◆ **EXTRACTED DATA**:
● ● ●

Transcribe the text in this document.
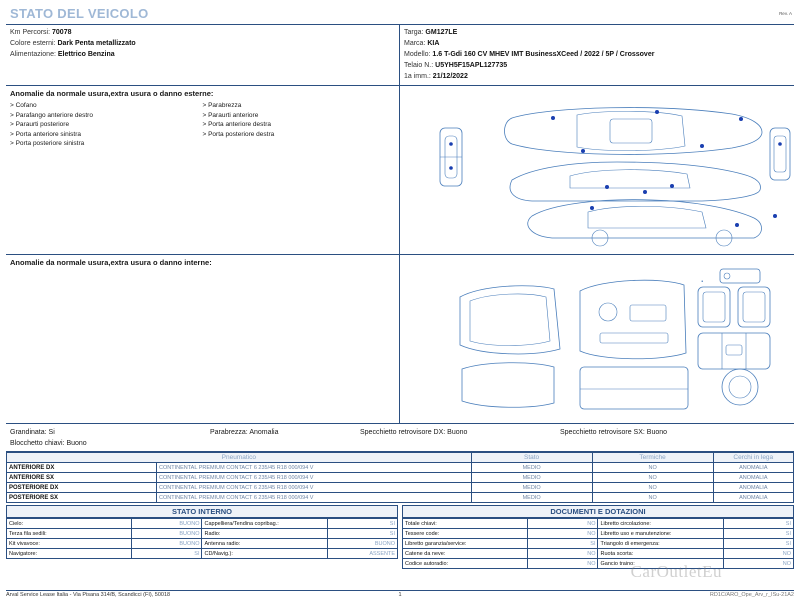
Rev. A
STATO DEL VEICOLO
Km Percorsi: 70078
Colore esterni: Dark Penta metallizzato
Alimentazione: Elettrico Benzina
Targa: GM127LE
Marca: KIA
Modello: 1.6 T-Gdi 160 CV MHEV IMT BusinessXCeed / 2022 / 5P / Crossover
Telaio N.: U5YH5F15APL127735
1a imm.: 21/12/2022
Anomalie da normale usura,extra usura o danno esterne:
> Cofano
> Parafango anteriore destro
> Paraurti posteriore
> Porta anteriore sinistra
> Porta posteriore sinistra
> Parabrezza
> Paraurti anteriore
> Porta anteriore destra
> Porta posteriore destra
Anomalie da normale usura,extra usura o danno interne:
Grandinata: Si	Parabrezza: Anomalia	Specchietto retrovisore DX: Buono	Specchietto retrovisore SX: Buono
Blocchetto chiavi: Buono
Pneumatico		Stato	Termiche	Cerchi in lega
ANTERIORE DX	CONTINENTAL PREMIUM CONTACT 6 235/45 R18 000/094 V	MEDIO	NO	ANOMALIA
ANTERIORE SX	CONTINENTAL PREMIUM CONTACT 6 235/45 R18 000/094 V	MEDIO	NO	ANOMALIA
POSTERIORE DX	CONTINENTAL PREMIUM CONTACT 6 235/45 R18 000/094 V	MEDIO	NO	ANOMALIA
POSTERIORE SX	CONTINENTAL PREMIUM CONTACT 6 235/45 R18 000/094 V	MEDIO	NO	ANOMALIA
STATO INTERNO
Cielo:	BUONO	Cappelliera/Tendina copribag.:	SI
Terza fila sedili:	BUONO	Radio:	SI
Kit vivavoce:	BUONO	Antenna radio:	BUONO
Navigatore:	SI	CD/Navig.):	ASSENTE
DOCUMENTI E DOTAZIONI
Totale chiavi:	NO	Libretto circolazione:	SI
Tessere code:	NO	Libretto uso e manutenzione:	SI
Libretto garanzia/service:	SI	Triangolo di emergenza:	SI
Catene da neve:	NO	Ruota scorta:	NO
Codice autoradio:	NO	Gancio traino:	NO
CarOutletEu
Arval Service Lease Italia - Via Pisana 314/B, Scandicci (FI), 50018	1	RD1C/ARO_Ope_Arv_r_ISu-21A2
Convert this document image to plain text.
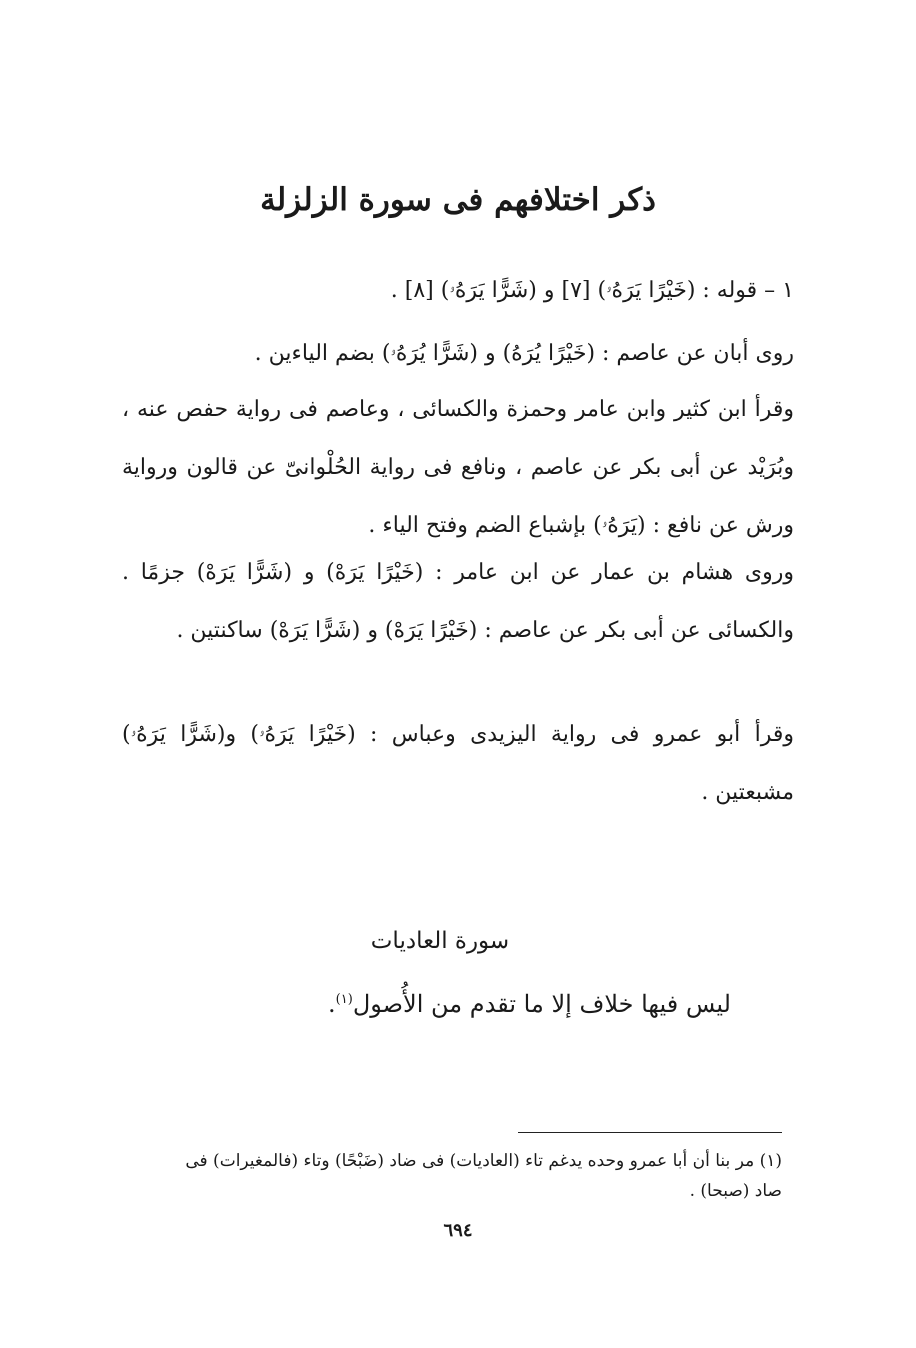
ذكر اختلافهم فى سورة الزلزلة
١ – قوله : (خَيْرًا يَرَهُۥ) [٧] و (شَرًّا يَرَهُۥ) [٨] .
روى أبان عن عاصم : (خَيْرًا يُرَهُ) و (شَرًّا يُرَهُۥ) بضم الياءين .
وقرأ ابن كثير وابن عامر وحمزة والكسائى ، وعاصم فى رواية حفص عنه ، وبُرَيْد عن أبى بكر عن عاصم ، ونافع فى رواية الحُلْوانىّ عن قالون ورواية ورش عن نافع : (يَرَهُۥ) بإشباع الضم وفتح الياء .
وروى هشام بن عمار عن ابن عامر : (خَيْرًا يَرَهْ) و (شَرًّا يَرَهْ) جزمًا . والكسائى عن أبى بكر عن عاصم : (خَيْرًا يَرَهْ) و (شَرًّا يَرَهْ) ساكنتين .
وقرأ أبو عمرو فى رواية اليزيدى وعباس : (خَيْرًا يَرَهُۥ) و(شَرًّا يَرَهُۥ) مشبعتين .
سورة العاديات
ليس فيها خلاف إلا ما تقدم من الأُصول$^{(١)}$.
(١) مر بنا أن أبا عمرو وحده يدغم تاء (العاديات) فى ضاد (ضَبْحًا) وتاء (فالمغيرات) فى صاد (صبحا) .
٦٩٤
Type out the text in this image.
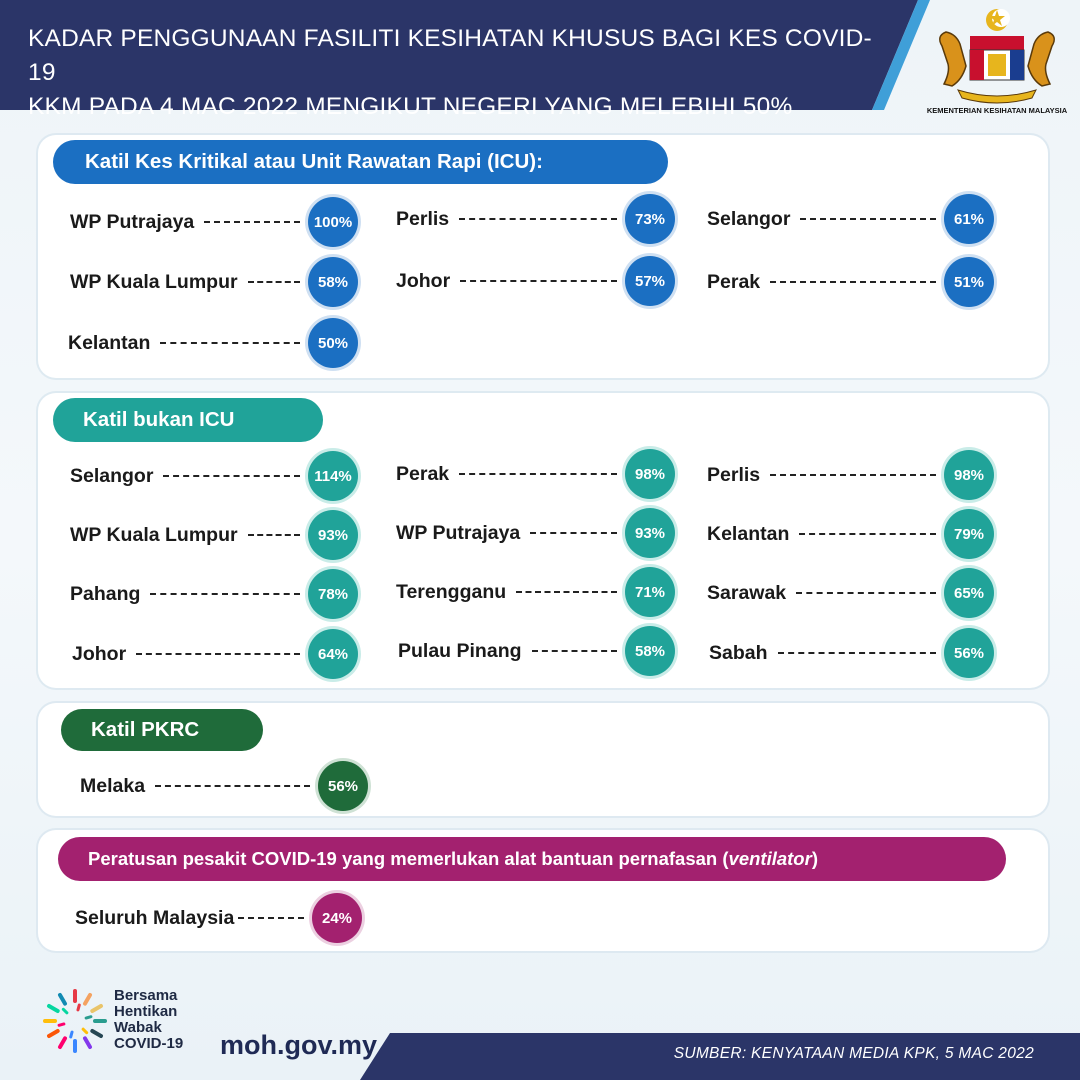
KADAR PENGGUNAAN FASILITI KESIHATAN KHUSUS BAGI KES COVID-19
KKM PADA 4 MAC 2022 MENGIKUT NEGERI YANG MELEBIHI 50%	KEMENTERIAN KESIHATAN MALAYSIA
Katil Kes Kritikal atau Unit Rawatan Rapi (ICU):
WP Putrajaya	100% Perlis	73%	Selangor	61%
WP Kuala Lumpur	58%	Johor	57%	Perak	51%
Kelantan	50%
Katil bukan ICU
Selangor	114%	Perak	98%	Perlis	98%
WP Kuala Lumpur	93%	WP Putrajaya	93%	Kelantan	79%
Pahang	78%	Terengganu	71%	Sarawak	65%
Johor	64%	Pulau Pinang	58%	Sabah	56%
Katil PKRC
Melaka	56%
Peratusan pesakit COVID-19 yang memerlukan alat bantuan pernafasan ( ventilator )
Seluruh Malaysia	24%
Bersama
Hentikan
Wabak
COVID-19 moh.gov.my	SUMBER: KENYATAAN MEDIA KPK, 5 MAC 2022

● ● ●

◆ **WHAT IS ASKED**: Without the pictures, output the full listing exactly as it stands.

◆ **PROBLEM SOLUTION**:
Transcribe the text in this document.
Rev. A
STATO DEL VEICOLO
Km Percorsi: 70078
Colore esterni: Dark Penta metallizzato
Alimentazione: Elettrico Benzina
Targa: GM127LE
Marca: KIA
Modello: 1.6 T-Gdi 160 CV MHEV IMT BusinessXCeed / 2022 / 5P / Crossover
Telaio N.: U5YH5F15APL127735
1a imm.: 21/12/2022
Anomalie da normale usura,extra usura o danno esterne:
> Cofano
> Parafango anteriore destro
> Paraurti posteriore
> Porta anteriore sinistra
> Porta posteriore sinistra
> Parabrezza
> Paraurti anteriore
> Porta anteriore destra
> Porta posteriore destra
Anomalie da normale usura,extra usura o danno interne:
Grandinata: Si	Parabrezza: Anomalia	Specchietto retrovisore DX: Buono	Specchietto retrovisore SX: Buono
Blocchetto chiavi: Buono
Pneumatico		Stato	Termiche	Cerchi in lega
ANTERIORE DX	CONTINENTAL PREMIUM CONTACT 6 235/45 R18 000/094 V	MEDIO	NO	ANOMALIA
ANTERIORE SX	CONTINENTAL PREMIUM CONTACT 6 235/45 R18 000/094 V	MEDIO	NO	ANOMALIA
POSTERIORE DX	CONTINENTAL PREMIUM CONTACT 6 235/45 R18 000/094 V	MEDIO	NO	ANOMALIA
POSTERIORE SX	CONTINENTAL PREMIUM CONTACT 6 235/45 R18 000/094 V	MEDIO	NO	ANOMALIA
STATO INTERNO
Cielo:	BUONO	Cappelliera/Tendina copribag.:	SI
Terza fila sedili:	BUONO	Radio:	SI
Kit vivavoce:	BUONO	Antenna radio:	BUONO
Navigatore:	SI	CD/Navig.):	ASSENTE
DOCUMENTI E DOTAZIONI
Totale chiavi:	NO	Libretto circolazione:	SI
Tessere code:	NO	Libretto uso e manutenzione:	SI
Libretto garanzia/service:	SI	Triangolo di emergenza:	SI
Catene da neve:	NO	Ruota scorta:	NO
Codice autoradio:	NO	Gancio traino:	NO
CarOutletEu
Arval Service Lease Italia - Via Pisana 314/B, Scandicci (FI), 50018	1	RD1C/ARO_Ope_Arv_r_ISu-21A2
Convert this document image to plain text.
ذكر اختلافهم فى سورة الزلزلة
١ – قوله : (خَيْرًا يَرَهُۥ) [٧] و (شَرًّا يَرَهُۥ) [٨] .
روى أبان عن عاصم : (خَيْرًا يُرَهُ) و (شَرًّا يُرَهُۥ) بضم الياءين .
وقرأ ابن كثير وابن عامر وحمزة والكسائى ، وعاصم فى رواية حفص عنه ، وبُرَيْد عن أبى بكر عن عاصم ، ونافع فى رواية الحُلْوانىّ عن قالون ورواية ورش عن نافع : (يَرَهُۥ) بإشباع الضم وفتح الياء .
وروى هشام بن عمار عن ابن عامر : (خَيْرًا يَرَهْ) و (شَرًّا يَرَهْ) جزمًا . والكسائى عن أبى بكر عن عاصم : (خَيْرًا يَرَهْ) و (شَرًّا يَرَهْ) ساكنتين .
وقرأ أبو عمرو فى رواية اليزيدى وعباس : (خَيْرًا يَرَهُۥ) و(شَرًّا يَرَهُۥ) مشبعتين .
سورة العاديات
ليس فيها خلاف إلا ما تقدم من الأُصول$^{(١)}$.
(١) مر بنا أن أبا عمرو وحده يدغم تاء (العاديات) فى ضاد (ضَبْحًا) وتاء (فالمغيرات) فى صاد (صبحا) .
٦٩٤
Type out the text in this image.
KADAR PENGGUNAAN FASILITI KESIHATAN KHUSUS BAGI KES COVID-19
KKM PADA 4 MAC 2022 MENGIKUT NEGERI YANG MELEBIHI 50%	KEMENTERIAN KESIHATAN MALAYSIA
Katil Kes Kritikal atau Unit Rawatan Rapi (ICU):
WP Putrajaya	100% Perlis	73%	Selangor	61%
WP Kuala Lumpur	58%	Johor	57%	Perak	51%
Kelantan	50%
Katil bukan ICU
Selangor	114%	Perak	98%	Perlis	98%
WP Kuala Lumpur	93%	WP Putrajaya	93%	Kelantan	79%
Pahang	78%	Terengganu	71%	Sarawak	65%
Johor	64%	Pulau Pinang	58%	Sabah	56%
Katil PKRC
Melaka	56%
Peratusan pesakit COVID-19 yang memerlukan alat bantuan pernafasan ( ventilator )
Seluruh Malaysia	24%
Bersama
Hentikan
Wabak
COVID-19 moh.gov.my	SUMBER: KENYATAAN MEDIA KPK, 5 MAC 2022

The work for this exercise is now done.